*Exercise instructions*
The text of every record, exactly as given and with no pictures, should be your output.

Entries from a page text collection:
-=-=-

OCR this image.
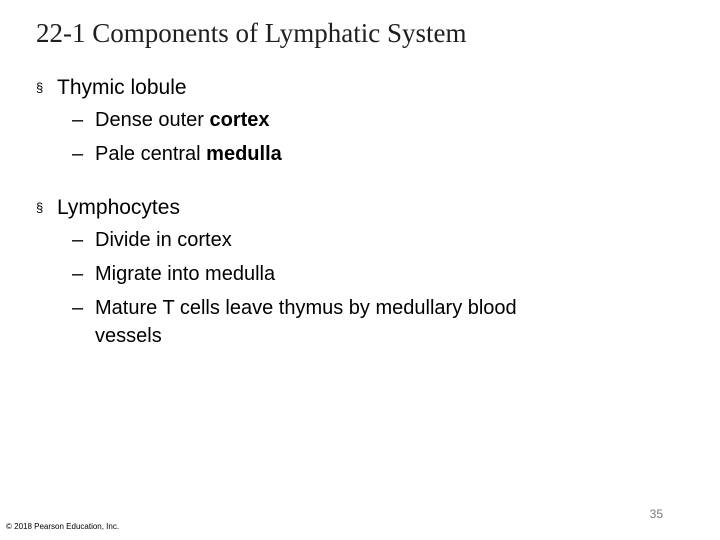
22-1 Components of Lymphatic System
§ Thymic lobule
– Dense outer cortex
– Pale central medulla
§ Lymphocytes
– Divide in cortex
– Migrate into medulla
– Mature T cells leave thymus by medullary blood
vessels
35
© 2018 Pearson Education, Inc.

-=-=-

*Answer for the task*
OCR this image.
22-1 Components of Lymphatic System
§ Thymic lobule
– Dense outer cortex
– Pale central medulla
§ Lymphocytes
– Divide in cortex
– Migrate into medulla
– Mature T cells leave thymus by medullary blood
vessels
35
© 2018 Pearson Education, Inc.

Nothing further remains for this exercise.